## WORK TO DO
From the entries provided below, copy each line that contains the word "翻箱倒柜".

^^^^

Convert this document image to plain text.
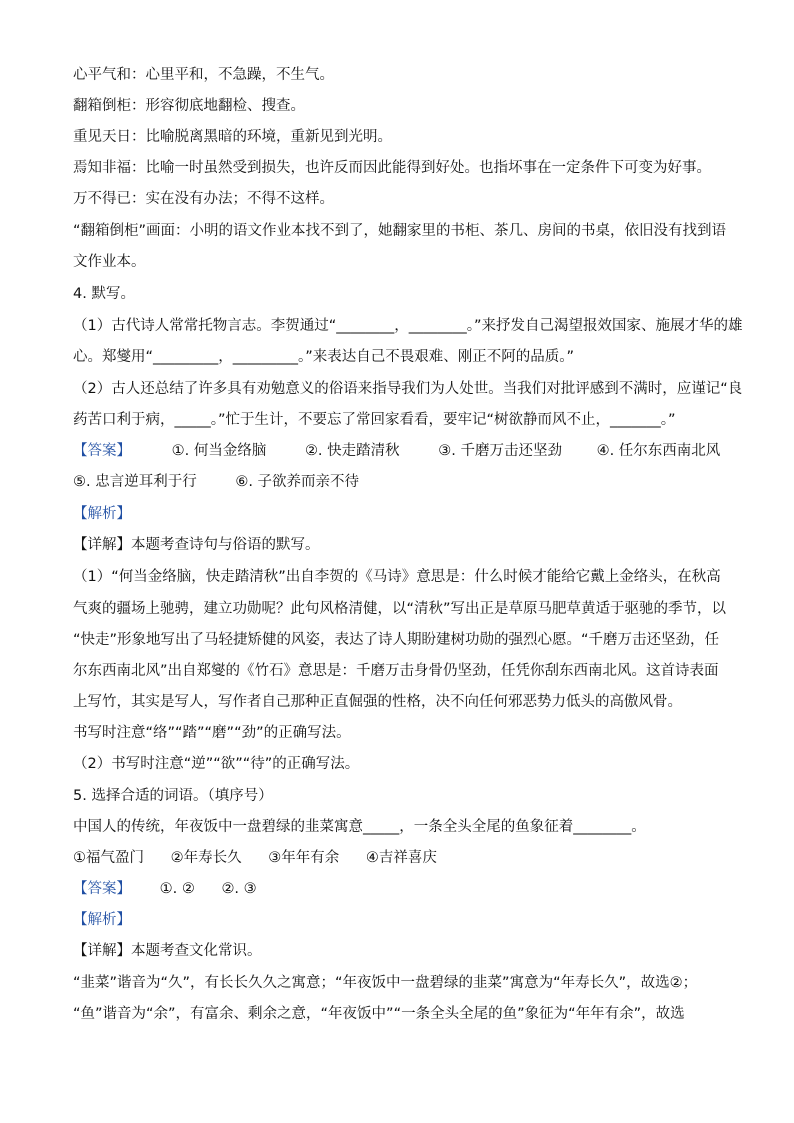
心平气和：心里平和，不急躁，不生气。
翻箱倒柜：形容彻底地翻检、搜查。
重见天日：比喻脱离黑暗的环境，重新见到光明。
焉知非福：比喻一时虽然受到损失，也许反而因此能得到好处。也指坏事在一定条件下可变为好事。
万不得已：实在没有办法；不得不这样。
“翻箱倒柜”画面：小明的语文作业本找不到了，她翻家里的书柜、茶几、房间的书桌，依旧没有找到语
文作业本。
4. 默写。
（1）古代诗人常常托物言志。李贺通过“________，________。”来抒发自己渴望报效国家、施展才华的雄
心。郑燮用“_________，_________。”来表达自己不畏艰难、刚正不阿的品质。”
（2）古人还总结了许多具有劝勉意义的俗语来指导我们为人处世。当我们对批评感到不满时，应谨记“良
药苦口利于病，_____。”忙于生计，不要忘了常回家看看，要牢记“树欲静而风不止，_______。”
【答案】	①. 何当金络脑	②. 快走踏清秋	③. 千磨万击还坚劲 ④. 任尔东西南北风
⑤. 忠言逆耳利于行	⑥. 子欲养而亲不待
【解析】
【详解】本题考查诗句与俗语的默写。
（1）“何当金络脑，快走踏清秋”出自李贺的《马诗》意思是：什么时候才能给它戴上金络头，在秋高
气爽的疆场上驰骋，建立功勋呢？此句风格清健，以“清秋”写出正是草原马肥草黄适于驱驰的季节，以
“快走”形象地写出了马轻捷矫健的风姿，表达了诗人期盼建树功勋的强烈心愿。“千磨万击还坚劲，任
尔东西南北风”出自郑燮的《竹石》意思是：千磨万击身骨仍坚劲，任凭你刮东西南北风。这首诗表面
上写竹，其实是写人，写作者自己那种正直倔强的性格，决不向任何邪恶势力低头的高傲风骨。
书写时注意“络”“踏”“磨”“劲”的正确写法。
（2）书写时注意“逆”“欲”“待”的正确写法。
5. 选择合适的词语。（填序号）
中国人的传统，年夜饭中一盘碧绿的韭菜寓意_____，一条全头全尾的鱼象征着________。
①福气盈门 ②年寿长久 ③年年有余 ④吉祥喜庆
【答案】 ①. ② ②. ③
【解析】
【详解】本题考查文化常识。
“韭菜”谐音为“久”，有长长久久之寓意；“年夜饭中一盘碧绿的韭菜”寓意为“年寿长久”，故选②；
“鱼”谐音为“余”，有富余、剩余之意，“年夜饭中”“一条全头全尾的鱼”象征为“年年有余”，故选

^^^^

## COMPLETE OUTPUT
翻箱倒柜：形容彻底地翻检、搜查。
“翻箱倒柜”画面：小明的语文作业本找不到了，她翻家里的书柜、茶几、房间的书桌，依旧没有找到语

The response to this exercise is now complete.